[Stored data]
• • • • • • •
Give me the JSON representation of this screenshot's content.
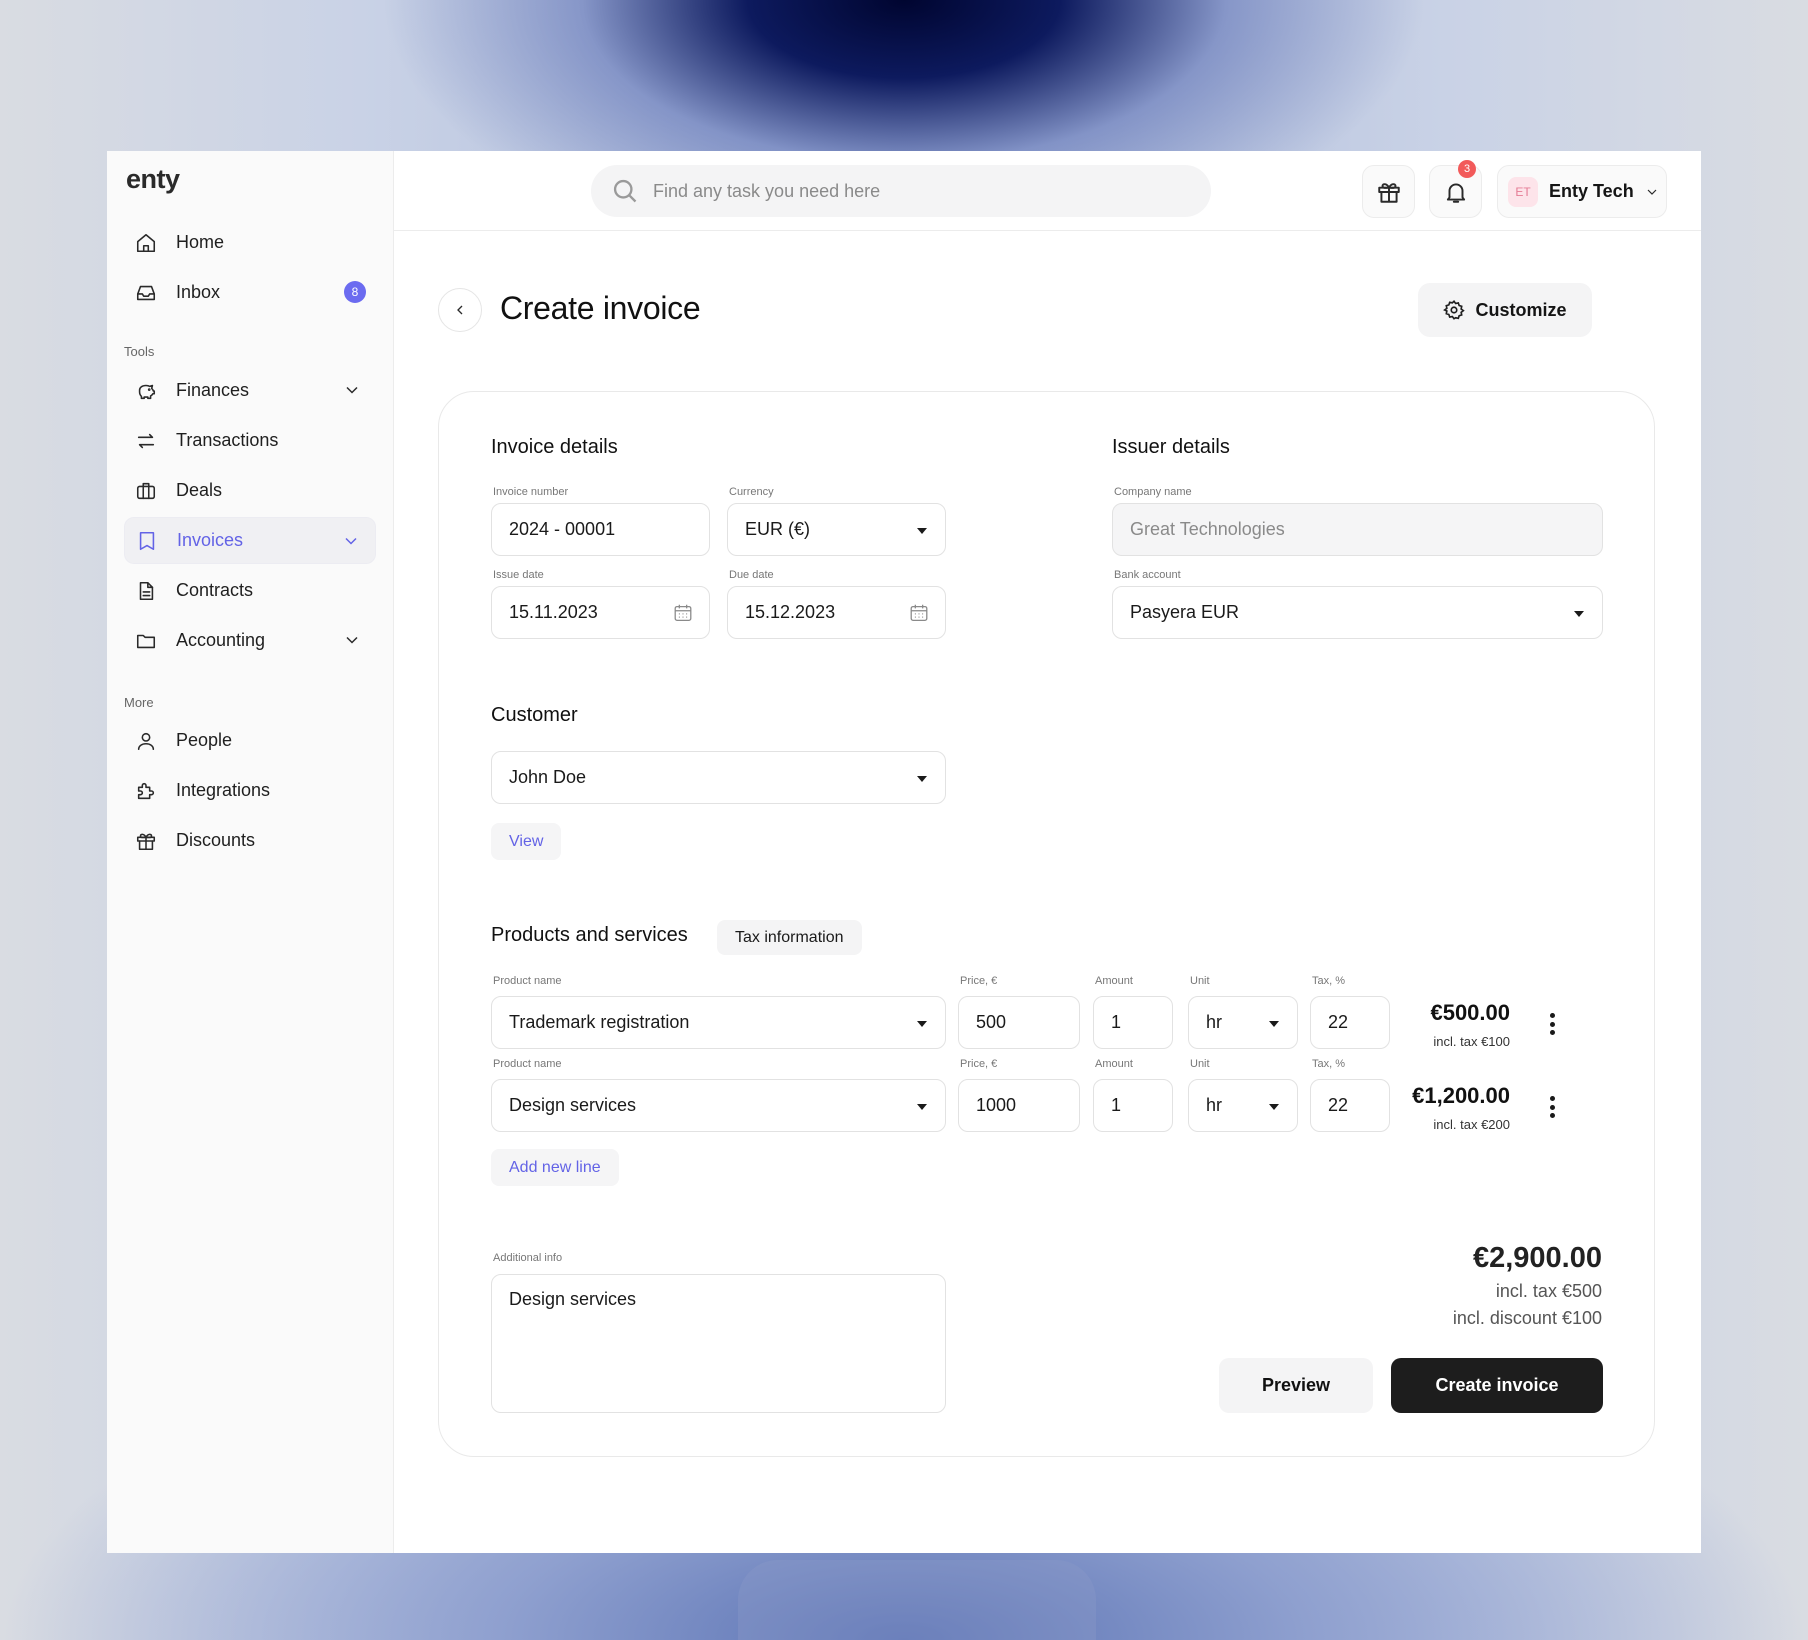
{
  "app": {
    "logo": "enty"
  },
  "sidebar": {
    "items": [
      {
        "label": "Home"
      },
      {
        "label": "Inbox",
        "badge": "8"
      },
      {
        "label": "Finances"
      },
      {
        "label": "Transactions"
      },
      {
        "label": "Deals"
      },
      {
        "label": "Invoices"
      },
      {
        "label": "Contracts"
      },
      {
        "label": "Accounting"
      },
      {
        "label": "People"
      },
      {
        "label": "Integrations"
      },
      {
        "label": "Discounts"
      }
    ],
    "sections": {
      "tools": "Tools",
      "more": "More"
    },
    "active": "Invoices"
  },
  "header": {
    "search_placeholder": "Find any task you need here",
    "notification_count": "3",
    "account": {
      "initials": "ET",
      "name": "Enty Tech"
    }
  },
  "page": {
    "title": "Create invoice",
    "customize_label": "Customize"
  },
  "invoice_details": {
    "title": "Invoice details",
    "invoice_number": {
      "label": "Invoice number",
      "value": "2024 - 00001"
    },
    "currency": {
      "label": "Currency",
      "value": "EUR (€)"
    },
    "issue_date": {
      "label": "Issue date",
      "value": "15.11.2023"
    },
    "due_date": {
      "label": "Due date",
      "value": "15.12.2023"
    }
  },
  "issuer_details": {
    "title": "Issuer details",
    "company_name": {
      "label": "Company name",
      "value": "Great Technologies"
    },
    "bank_account": {
      "label": "Bank account",
      "value": "Pasyera EUR"
    }
  },
  "customer": {
    "title": "Customer",
    "value": "John Doe",
    "view_label": "View"
  },
  "products": {
    "title": "Products and services",
    "tax_info_label": "Tax information",
    "col_labels": {
      "product": "Product name",
      "price": "Price, €",
      "amount": "Amount",
      "unit": "Unit",
      "tax": "Tax, %"
    },
    "lines": [
      {
        "product": "Trademark registration",
        "price": "500",
        "amount": "1",
        "unit": "hr",
        "tax": "22",
        "total": "€500.00",
        "total_tax": "incl. tax €100"
      },
      {
        "product": "Design services",
        "price": "1000",
        "amount": "1",
        "unit": "hr",
        "tax": "22",
        "total": "€1,200.00",
        "total_tax": "incl. tax €200"
      }
    ],
    "add_line_label": "Add new line"
  },
  "additional_info": {
    "label": "Additional info",
    "value": "Design services"
  },
  "summary": {
    "total": "€2,900.00",
    "tax": "incl. tax €500",
    "discount": "incl. discount €100"
  },
  "actions": {
    "preview": "Preview",
    "create": "Create invoice"
  },
  "colors": {
    "accent": "#6363e6",
    "primary_button": "#1d1d1d",
    "notification": "#f25a5a"
  }
}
• • • • • • •
What to work on: Locate each line with the word "Create" and copy it.

Exercise solution:
    "title": "Create invoice",
    "create": "Create invoice"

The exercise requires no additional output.